Given instruction → Every entry needs to be reproduced exactly.

** START OF Source records **

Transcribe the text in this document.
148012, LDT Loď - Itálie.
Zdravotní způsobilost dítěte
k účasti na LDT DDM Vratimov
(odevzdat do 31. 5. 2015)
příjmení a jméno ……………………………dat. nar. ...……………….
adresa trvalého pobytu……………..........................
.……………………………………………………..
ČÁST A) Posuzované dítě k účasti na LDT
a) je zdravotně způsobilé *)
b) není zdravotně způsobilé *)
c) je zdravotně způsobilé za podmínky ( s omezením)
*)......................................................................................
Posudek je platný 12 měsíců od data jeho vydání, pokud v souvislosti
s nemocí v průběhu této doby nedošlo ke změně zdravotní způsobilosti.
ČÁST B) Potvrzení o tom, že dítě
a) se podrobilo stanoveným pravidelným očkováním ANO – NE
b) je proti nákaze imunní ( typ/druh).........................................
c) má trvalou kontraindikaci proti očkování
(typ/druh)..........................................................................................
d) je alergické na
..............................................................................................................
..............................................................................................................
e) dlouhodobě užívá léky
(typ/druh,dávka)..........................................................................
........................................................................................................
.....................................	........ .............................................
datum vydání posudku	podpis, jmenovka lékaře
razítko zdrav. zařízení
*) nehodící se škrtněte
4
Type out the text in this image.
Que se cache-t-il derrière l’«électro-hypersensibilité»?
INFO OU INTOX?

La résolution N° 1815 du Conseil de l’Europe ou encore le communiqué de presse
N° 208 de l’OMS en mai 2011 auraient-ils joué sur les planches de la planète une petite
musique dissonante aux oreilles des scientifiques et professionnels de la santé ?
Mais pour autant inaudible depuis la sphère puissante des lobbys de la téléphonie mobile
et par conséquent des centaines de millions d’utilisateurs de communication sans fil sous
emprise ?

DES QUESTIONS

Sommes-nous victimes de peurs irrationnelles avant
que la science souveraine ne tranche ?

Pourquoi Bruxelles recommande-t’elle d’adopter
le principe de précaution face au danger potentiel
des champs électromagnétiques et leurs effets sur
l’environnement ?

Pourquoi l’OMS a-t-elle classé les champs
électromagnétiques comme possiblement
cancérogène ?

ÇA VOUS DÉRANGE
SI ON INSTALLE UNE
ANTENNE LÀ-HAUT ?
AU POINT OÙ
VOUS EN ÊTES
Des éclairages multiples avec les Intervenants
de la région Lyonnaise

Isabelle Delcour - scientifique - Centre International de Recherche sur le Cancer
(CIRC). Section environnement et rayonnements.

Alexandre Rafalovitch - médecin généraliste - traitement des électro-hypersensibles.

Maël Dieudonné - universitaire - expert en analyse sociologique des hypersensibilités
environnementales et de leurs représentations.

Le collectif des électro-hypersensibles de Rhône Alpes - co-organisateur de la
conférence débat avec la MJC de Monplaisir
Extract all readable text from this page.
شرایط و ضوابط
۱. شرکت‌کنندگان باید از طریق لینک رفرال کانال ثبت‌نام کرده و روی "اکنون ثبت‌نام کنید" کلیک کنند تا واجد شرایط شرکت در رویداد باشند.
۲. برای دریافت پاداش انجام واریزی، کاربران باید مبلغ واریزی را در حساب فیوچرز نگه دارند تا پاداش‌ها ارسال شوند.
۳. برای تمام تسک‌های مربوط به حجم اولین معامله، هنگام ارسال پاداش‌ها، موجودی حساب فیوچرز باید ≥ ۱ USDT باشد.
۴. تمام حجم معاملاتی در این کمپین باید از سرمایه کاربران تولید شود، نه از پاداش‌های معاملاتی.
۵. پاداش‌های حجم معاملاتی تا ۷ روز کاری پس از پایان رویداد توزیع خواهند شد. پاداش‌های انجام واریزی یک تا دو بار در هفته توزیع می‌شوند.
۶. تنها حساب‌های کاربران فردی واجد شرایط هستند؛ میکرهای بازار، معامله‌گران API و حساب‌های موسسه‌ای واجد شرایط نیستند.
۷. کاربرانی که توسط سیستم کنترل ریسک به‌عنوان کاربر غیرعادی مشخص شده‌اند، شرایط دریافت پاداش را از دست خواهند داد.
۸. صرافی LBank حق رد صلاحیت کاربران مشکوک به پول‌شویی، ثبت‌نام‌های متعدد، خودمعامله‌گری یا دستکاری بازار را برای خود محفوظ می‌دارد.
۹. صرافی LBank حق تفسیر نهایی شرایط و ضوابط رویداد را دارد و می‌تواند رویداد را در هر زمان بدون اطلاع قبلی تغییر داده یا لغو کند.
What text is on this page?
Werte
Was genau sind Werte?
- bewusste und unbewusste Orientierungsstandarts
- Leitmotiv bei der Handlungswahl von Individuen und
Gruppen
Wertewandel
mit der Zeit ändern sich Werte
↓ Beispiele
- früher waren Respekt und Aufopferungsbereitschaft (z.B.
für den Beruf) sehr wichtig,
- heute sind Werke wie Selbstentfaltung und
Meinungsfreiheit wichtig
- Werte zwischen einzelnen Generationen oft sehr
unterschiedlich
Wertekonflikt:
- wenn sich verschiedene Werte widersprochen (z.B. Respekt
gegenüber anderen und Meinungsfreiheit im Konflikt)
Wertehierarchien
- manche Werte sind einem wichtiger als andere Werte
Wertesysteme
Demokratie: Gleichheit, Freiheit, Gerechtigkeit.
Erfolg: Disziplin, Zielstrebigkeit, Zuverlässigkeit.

** END OF Source records **

Reply →
Transcribe the text in this document.
148012, LDT Loď - Itálie.
Zdravotní způsobilost dítěte
k účasti na LDT DDM Vratimov
(odevzdat do 31. 5. 2015)
příjmení a jméno ……………………………dat. nar. ...……………….
adresa trvalého pobytu……………..........................
.……………………………………………………..
ČÁST A) Posuzované dítě k účasti na LDT
a) je zdravotně způsobilé *)
b) není zdravotně způsobilé *)
c) je zdravotně způsobilé za podmínky ( s omezením)
*)......................................................................................
Posudek je platný 12 měsíců od data jeho vydání, pokud v souvislosti
s nemocí v průběhu této doby nedošlo ke změně zdravotní způsobilosti.
ČÁST B) Potvrzení o tom, že dítě
a) se podrobilo stanoveným pravidelným očkováním ANO – NE
b) je proti nákaze imunní ( typ/druh).........................................
c) má trvalou kontraindikaci proti očkování
(typ/druh)..........................................................................................
d) je alergické na
..............................................................................................................
..............................................................................................................
e) dlouhodobě užívá léky
(typ/druh,dávka)..........................................................................
........................................................................................................
.....................................	........ .............................................
datum vydání posudku	podpis, jmenovka lékaře
razítko zdrav. zařízení
*) nehodící se škrtněte
4
Type out the text in this image.
Que se cache-t-il derrière l’«électro-hypersensibilité»?
INFO OU INTOX?

La résolution N° 1815 du Conseil de l’Europe ou encore le communiqué de presse
N° 208 de l’OMS en mai 2011 auraient-ils joué sur les planches de la planète une petite
musique dissonante aux oreilles des scientifiques et professionnels de la santé ?
Mais pour autant inaudible depuis la sphère puissante des lobbys de la téléphonie mobile
et par conséquent des centaines de millions d’utilisateurs de communication sans fil sous
emprise ?

DES QUESTIONS

Sommes-nous victimes de peurs irrationnelles avant
que la science souveraine ne tranche ?

Pourquoi Bruxelles recommande-t’elle d’adopter
le principe de précaution face au danger potentiel
des champs électromagnétiques et leurs effets sur
l’environnement ?

Pourquoi l’OMS a-t-elle classé les champs
électromagnétiques comme possiblement
cancérogène ?

ÇA VOUS DÉRANGE
SI ON INSTALLE UNE
ANTENNE LÀ-HAUT ?
AU POINT OÙ
VOUS EN ÊTES
Des éclairages multiples avec les Intervenants
de la région Lyonnaise

Isabelle Delcour - scientifique - Centre International de Recherche sur le Cancer
(CIRC). Section environnement et rayonnements.

Alexandre Rafalovitch - médecin généraliste - traitement des électro-hypersensibles.

Maël Dieudonné - universitaire - expert en analyse sociologique des hypersensibilités
environnementales et de leurs représentations.

Le collectif des électro-hypersensibles de Rhône Alpes - co-organisateur de la
conférence débat avec la MJC de Monplaisir
Extract all readable text from this page.
شرایط و ضوابط
۱. شرکت‌کنندگان باید از طریق لینک رفرال کانال ثبت‌نام کرده و روی "اکنون ثبت‌نام کنید" کلیک کنند تا واجد شرایط شرکت در رویداد باشند.
۲. برای دریافت پاداش انجام واریزی، کاربران باید مبلغ واریزی را در حساب فیوچرز نگه دارند تا پاداش‌ها ارسال شوند.
۳. برای تمام تسک‌های مربوط به حجم اولین معامله، هنگام ارسال پاداش‌ها، موجودی حساب فیوچرز باید ≥ ۱ USDT باشد.
۴. تمام حجم معاملاتی در این کمپین باید از سرمایه کاربران تولید شود، نه از پاداش‌های معاملاتی.
۵. پاداش‌های حجم معاملاتی تا ۷ روز کاری پس از پایان رویداد توزیع خواهند شد. پاداش‌های انجام واریزی یک تا دو بار در هفته توزیع می‌شوند.
۶. تنها حساب‌های کاربران فردی واجد شرایط هستند؛ میکرهای بازار، معامله‌گران API و حساب‌های موسسه‌ای واجد شرایط نیستند.
۷. کاربرانی که توسط سیستم کنترل ریسک به‌عنوان کاربر غیرعادی مشخص شده‌اند، شرایط دریافت پاداش را از دست خواهند داد.
۸. صرافی LBank حق رد صلاحیت کاربران مشکوک به پول‌شویی، ثبت‌نام‌های متعدد، خودمعامله‌گری یا دستکاری بازار را برای خود محفوظ می‌دارد.
۹. صرافی LBank حق تفسیر نهایی شرایط و ضوابط رویداد را دارد و می‌تواند رویداد را در هر زمان بدون اطلاع قبلی تغییر داده یا لغو کند.
What text is on this page?
Werte
Was genau sind Werte?
- bewusste und unbewusste Orientierungsstandarts
- Leitmotiv bei der Handlungswahl von Individuen und
Gruppen
Wertewandel
mit der Zeit ändern sich Werte
↓ Beispiele
- früher waren Respekt und Aufopferungsbereitschaft (z.B.
für den Beruf) sehr wichtig,
- heute sind Werke wie Selbstentfaltung und
Meinungsfreiheit wichtig
- Werte zwischen einzelnen Generationen oft sehr
unterschiedlich
Wertekonflikt:
- wenn sich verschiedene Werte widersprochen (z.B. Respekt
gegenüber anderen und Meinungsfreiheit im Konflikt)
Wertehierarchien
- manche Werte sind einem wichtiger als andere Werte
Wertesysteme
Demokratie: Gleichheit, Freiheit, Gerechtigkeit.
Erfolg: Disziplin, Zielstrebigkeit, Zuverlässigkeit.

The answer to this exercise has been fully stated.